[WORK TO DO] Reproduce every line of the items below word for word, leaving out the pictures.

Layout region records:

———

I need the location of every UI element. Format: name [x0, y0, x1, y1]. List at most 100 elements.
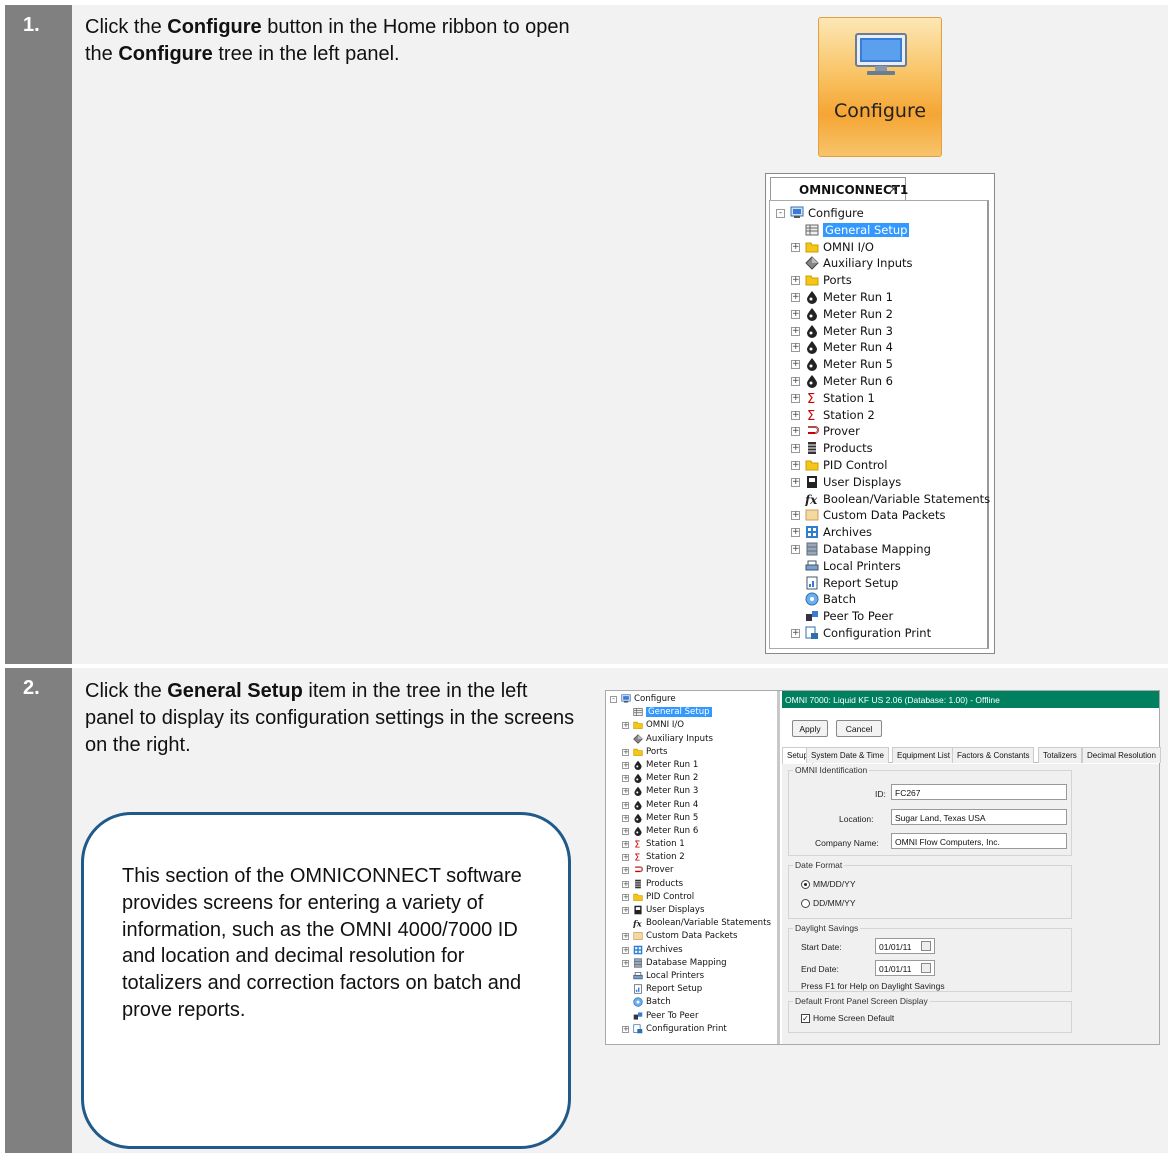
cancel-button[interactable]: Cancel — [836, 720, 882, 737]
tab-system-date-time[interactable]: System Date & Time — [806, 747, 889, 763]
expand-icon[interactable]: + — [791, 477, 800, 487]
expand-icon[interactable]: + — [622, 801, 629, 809]
expand-icon[interactable]: + — [622, 907, 629, 914]
collapse-icon[interactable]: - — [610, 696, 617, 703]
expand-icon[interactable]: + — [791, 628, 800, 638]
expand-icon[interactable]: + — [791, 427, 800, 437]
tree-item-batch[interactable]: Batch — [610, 996, 780, 1009]
date-format-ddmmyy-radio[interactable] — [801, 899, 810, 908]
tab-equipment-list[interactable]: Equipment List — [892, 747, 955, 763]
tree-item-ports[interactable]: + Ports — [610, 746, 780, 759]
expand-icon[interactable]: + — [622, 814, 629, 822]
expand-icon[interactable]: + — [622, 946, 629, 954]
tree-item-archives[interactable]: + Archives — [610, 944, 780, 957]
configure-button[interactable]: Configure — [818, 17, 942, 157]
home-screen-default-checkbox[interactable]: ✓ — [801, 1014, 810, 1023]
calendar-icon[interactable] — [921, 941, 931, 951]
expand-icon[interactable]: + — [791, 544, 800, 554]
tree-item-report-setup[interactable]: Report Setup — [610, 983, 780, 996]
expand-icon[interactable]: + — [622, 854, 629, 862]
expand-icon[interactable]: + — [622, 841, 629, 849]
expand-icon[interactable]: + — [791, 292, 800, 302]
collapse-icon[interactable]: - — [776, 209, 785, 218]
id-label: ID: — [875, 789, 886, 799]
tree-item-label: Peer To Peer — [823, 609, 894, 624]
expand-icon[interactable]: + — [791, 242, 800, 252]
expand-icon[interactable]: + — [791, 460, 800, 470]
expand-icon[interactable]: + — [791, 528, 800, 538]
expand-icon[interactable]: + — [622, 788, 629, 796]
tree-item-label: Auxiliary Inputs — [646, 733, 713, 744]
tree-item-local-printers[interactable]: Local Printers — [610, 970, 780, 983]
tree-item-user-displays[interactable]: + User Displays — [610, 904, 780, 917]
tab-decimal-resolution[interactable]: Decimal Resolution — [1082, 747, 1161, 763]
expand-icon[interactable]: + — [622, 748, 629, 756]
expand-icon[interactable]: + — [622, 959, 629, 967]
tree-item-meter-run-6[interactable]: + Meter Run 6 — [610, 825, 780, 838]
location-field[interactable]: Sugar Land, Texas USA — [891, 809, 1067, 825]
tree-item-custom-data-packets[interactable]: + Custom Data Packets — [610, 930, 780, 943]
expand-icon[interactable]: + — [622, 827, 629, 835]
fx-icon: fx — [632, 918, 643, 930]
date-format-mmddyy-radio[interactable] — [801, 880, 810, 889]
tree-item-label: Meter Run 4 — [823, 340, 893, 355]
expand-icon[interactable]: + — [791, 360, 800, 370]
sigma-icon: Σ — [633, 839, 643, 851]
tree-item-database-mapping[interactable]: + Database Mapping — [610, 957, 780, 970]
drop-icon — [633, 760, 643, 770]
drop-icon — [633, 786, 643, 797]
tree-item-meter-run-2[interactable]: + Meter Run 2 — [610, 772, 780, 785]
expand-icon[interactable]: + — [791, 276, 800, 286]
calendar-icon[interactable] — [921, 963, 931, 973]
apply-button[interactable]: Apply — [792, 720, 828, 737]
tree-item-pid-control[interactable]: + PID Control — [610, 891, 780, 904]
expand-icon[interactable]: + — [791, 376, 800, 386]
tab-factors-constants[interactable]: Factors & Constants — [952, 747, 1035, 763]
tree-item-configuration-print[interactable]: + Configuration Print — [610, 1023, 780, 1036]
expand-icon[interactable]: + — [622, 761, 629, 769]
tree-item-products[interactable]: + Products — [610, 878, 780, 891]
expand-icon[interactable]: + — [791, 511, 800, 521]
tree-item-meter-run-5[interactable]: + Meter Run 5 — [610, 812, 780, 825]
expand-icon[interactable]: + — [791, 444, 800, 454]
expand-icon[interactable]: + — [791, 343, 800, 353]
tree-item-label: Batch — [646, 997, 671, 1008]
tree-item-general-setup[interactable]: General Setup — [610, 706, 780, 719]
tree-item-meter-run-4[interactable]: + Meter Run 4 — [610, 799, 780, 812]
tab-omniconnect1[interactable]: OMNICONNECT1 × — [770, 177, 908, 201]
expand-icon[interactable]: + — [791, 309, 800, 319]
folder-icon — [805, 273, 819, 286]
tree-item-station-2[interactable]: + Σ Station 2 — [610, 851, 780, 864]
sigma-icon: Σ — [633, 852, 643, 864]
callout-text: This section of the OMNICONNECT software… — [122, 865, 522, 1021]
company-name-field[interactable]: OMNI Flow Computers, Inc. — [891, 833, 1067, 849]
expand-icon[interactable]: + — [622, 893, 629, 901]
tab-totalizers[interactable]: Totalizers — [1038, 747, 1082, 763]
tree-item-meter-run-1[interactable]: + Meter Run 1 — [610, 759, 780, 772]
expand-icon[interactable]: + — [622, 880, 629, 888]
drop-icon — [805, 374, 819, 388]
tree-item-auxiliary-inputs[interactable]: Auxiliary Inputs — [610, 733, 780, 746]
id-field[interactable]: FC267 — [891, 784, 1067, 800]
checkbox-label: Home Screen Default — [813, 1013, 895, 1023]
settings-tabs: Setup System Date & Time Equipment List Fac… — [782, 747, 1161, 764]
tree-item-prover[interactable]: + Prover — [610, 864, 780, 877]
expand-icon[interactable]: + — [791, 410, 800, 420]
diamond-icon — [805, 256, 819, 271]
expand-icon[interactable]: + — [622, 933, 629, 941]
archive-icon — [805, 525, 819, 539]
tree-item-meter-run-3[interactable]: + Meter Run 3 — [610, 785, 780, 798]
expand-icon[interactable]: + — [622, 1025, 629, 1033]
expand-icon[interactable]: + — [791, 326, 800, 336]
expand-icon[interactable]: + — [622, 867, 629, 875]
tree-item-station-1[interactable]: + Σ Station 1 — [610, 838, 780, 851]
tree-item-omni-i-o[interactable]: + OMNI I/O — [610, 719, 780, 732]
expand-icon[interactable]: + — [791, 393, 800, 403]
tree-item-configure[interactable]: - Configure — [610, 693, 780, 706]
expand-icon[interactable]: + — [622, 722, 629, 730]
expand-icon[interactable]: + — [622, 775, 629, 783]
tree-item-peer-to-peer[interactable]: Peer To Peer — [610, 1010, 780, 1023]
tree-item-boolean-variable-statements[interactable]: fx Boolean/Variable Statements — [610, 917, 780, 930]
close-icon[interactable]: × — [888, 182, 899, 197]
panel-splitter[interactable] — [777, 691, 780, 1044]
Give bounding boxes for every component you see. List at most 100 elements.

———

[RESULT FOR THIS EXERCISE]
I need the location of every UI element. Format: name [x0, y0, x1, y1]. List at most 100 elements.
cancel-button[interactable]: Cancel — [836, 720, 882, 737]
tab-system-date-time[interactable]: System Date & Time — [806, 747, 889, 763]
expand-icon[interactable]: + — [791, 477, 800, 487]
expand-icon[interactable]: + — [622, 801, 629, 809]
expand-icon[interactable]: + — [622, 907, 629, 914]
collapse-icon[interactable]: - — [610, 696, 617, 703]
expand-icon[interactable]: + — [791, 628, 800, 638]
expand-icon[interactable]: + — [791, 427, 800, 437]
tree-item-batch[interactable]: Batch — [610, 996, 780, 1009]
date-format-ddmmyy-radio[interactable] — [801, 899, 810, 908]
tab-equipment-list[interactable]: Equipment List — [892, 747, 955, 763]
tree-item-ports[interactable]: + Ports — [610, 746, 780, 759]
expand-icon[interactable]: + — [622, 814, 629, 822]
expand-icon[interactable]: + — [622, 946, 629, 954]
tree-item-archives[interactable]: + Archives — [610, 944, 780, 957]
configure-button[interactable]: Configure — [818, 17, 942, 157]
home-screen-default-checkbox[interactable]: ✓ — [801, 1014, 810, 1023]
calendar-icon[interactable] — [921, 941, 931, 951]
expand-icon[interactable]: + — [791, 544, 800, 554]
tree-item-report-setup[interactable]: Report Setup — [610, 983, 780, 996]
expand-icon[interactable]: + — [622, 854, 629, 862]
expand-icon[interactable]: + — [622, 841, 629, 849]
expand-icon[interactable]: + — [791, 292, 800, 302]
collapse-icon[interactable]: - — [776, 209, 785, 218]
id-label: ID: — [875, 789, 886, 799]
tree-item-label: Peer To Peer — [823, 609, 894, 624]
expand-icon[interactable]: + — [791, 242, 800, 252]
expand-icon[interactable]: + — [791, 460, 800, 470]
expand-icon[interactable]: + — [791, 528, 800, 538]
expand-icon[interactable]: + — [622, 788, 629, 796]
tree-item-label: Auxiliary Inputs — [646, 733, 713, 744]
tree-item-local-printers[interactable]: Local Printers — [610, 970, 780, 983]
tree-item-user-displays[interactable]: + User Displays — [610, 904, 780, 917]
tab-decimal-resolution[interactable]: Decimal Resolution — [1082, 747, 1161, 763]
expand-icon[interactable]: + — [622, 748, 629, 756]
expand-icon[interactable]: + — [622, 959, 629, 967]
tree-item-meter-run-6[interactable]: + Meter Run 6 — [610, 825, 780, 838]
location-field[interactable]: Sugar Land, Texas USA — [891, 809, 1067, 825]
tree-item-custom-data-packets[interactable]: + Custom Data Packets — [610, 930, 780, 943]
expand-icon[interactable]: + — [622, 827, 629, 835]
fx-icon: fx — [632, 918, 643, 930]
date-format-mmddyy-radio[interactable] — [801, 880, 810, 889]
tree-item-label: Meter Run 4 — [823, 340, 893, 355]
expand-icon[interactable]: + — [791, 360, 800, 370]
sigma-icon: Σ — [633, 839, 643, 851]
tree-item-database-mapping[interactable]: + Database Mapping — [610, 957, 780, 970]
drop-icon — [633, 760, 643, 770]
drop-icon — [633, 786, 643, 797]
tree-item-meter-run-2[interactable]: + Meter Run 2 — [610, 772, 780, 785]
expand-icon[interactable]: + — [791, 276, 800, 286]
calendar-icon[interactable] — [921, 963, 931, 973]
apply-button[interactable]: Apply — [792, 720, 828, 737]
tree-item-pid-control[interactable]: + PID Control — [610, 891, 780, 904]
expand-icon[interactable]: + — [791, 376, 800, 386]
tab-factors-constants[interactable]: Factors & Constants — [952, 747, 1035, 763]
tree-item-configuration-print[interactable]: + Configuration Print — [610, 1023, 780, 1036]
expand-icon[interactable]: + — [622, 761, 629, 769]
tree-item-products[interactable]: + Products — [610, 878, 780, 891]
expand-icon[interactable]: + — [791, 511, 800, 521]
tree-item-meter-run-5[interactable]: + Meter Run 5 — [610, 812, 780, 825]
expand-icon[interactable]: + — [791, 444, 800, 454]
expand-icon[interactable]: + — [791, 343, 800, 353]
tree-item-label: Batch — [646, 997, 671, 1008]
tree-item-general-setup[interactable]: General Setup — [610, 706, 780, 719]
tree-item-meter-run-4[interactable]: + Meter Run 4 — [610, 799, 780, 812]
tab-omniconnect1[interactable]: OMNICONNECT1 × — [770, 177, 908, 201]
expand-icon[interactable]: + — [791, 309, 800, 319]
folder-icon — [805, 273, 819, 286]
tree-item-station-2[interactable]: + Σ Station 2 — [610, 851, 780, 864]
sigma-icon: Σ — [633, 852, 643, 864]
callout-text: This section of the OMNICONNECT software… — [122, 865, 522, 1021]
company-name-field[interactable]: OMNI Flow Computers, Inc. — [891, 833, 1067, 849]
expand-icon[interactable]: + — [622, 893, 629, 901]
tab-totalizers[interactable]: Totalizers — [1038, 747, 1082, 763]
tree-item-meter-run-1[interactable]: + Meter Run 1 — [610, 759, 780, 772]
expand-icon[interactable]: + — [622, 880, 629, 888]
drop-icon — [805, 374, 819, 388]
tree-item-auxiliary-inputs[interactable]: Auxiliary Inputs — [610, 733, 780, 746]
id-field[interactable]: FC267 — [891, 784, 1067, 800]
checkbox-label: Home Screen Default — [813, 1013, 895, 1023]
settings-tabs: Setup System Date & Time Equipment List Fac… — [782, 747, 1161, 764]
tree-item-prover[interactable]: + Prover — [610, 864, 780, 877]
expand-icon[interactable]: + — [791, 410, 800, 420]
diamond-icon — [805, 256, 819, 271]
expand-icon[interactable]: + — [622, 933, 629, 941]
archive-icon — [805, 525, 819, 539]
tree-item-meter-run-3[interactable]: + Meter Run 3 — [610, 785, 780, 798]
expand-icon[interactable]: + — [622, 1025, 629, 1033]
expand-icon[interactable]: + — [791, 326, 800, 336]
expand-icon[interactable]: + — [622, 867, 629, 875]
tree-item-station-1[interactable]: + Σ Station 1 — [610, 838, 780, 851]
tree-item-omni-i-o[interactable]: + OMNI I/O — [610, 719, 780, 732]
expand-icon[interactable]: + — [791, 393, 800, 403]
tree-item-configure[interactable]: - Configure — [610, 693, 780, 706]
expand-icon[interactable]: + — [622, 722, 629, 730]
expand-icon[interactable]: + — [622, 775, 629, 783]
tree-item-peer-to-peer[interactable]: Peer To Peer — [610, 1010, 780, 1023]
tree-item-boolean-variable-statements[interactable]: fx Boolean/Variable Statements — [610, 917, 780, 930]
close-icon[interactable]: × — [888, 182, 899, 197]
panel-splitter[interactable] — [777, 691, 780, 1044]
Give bounding boxes for every component you see. List at most 100 elements.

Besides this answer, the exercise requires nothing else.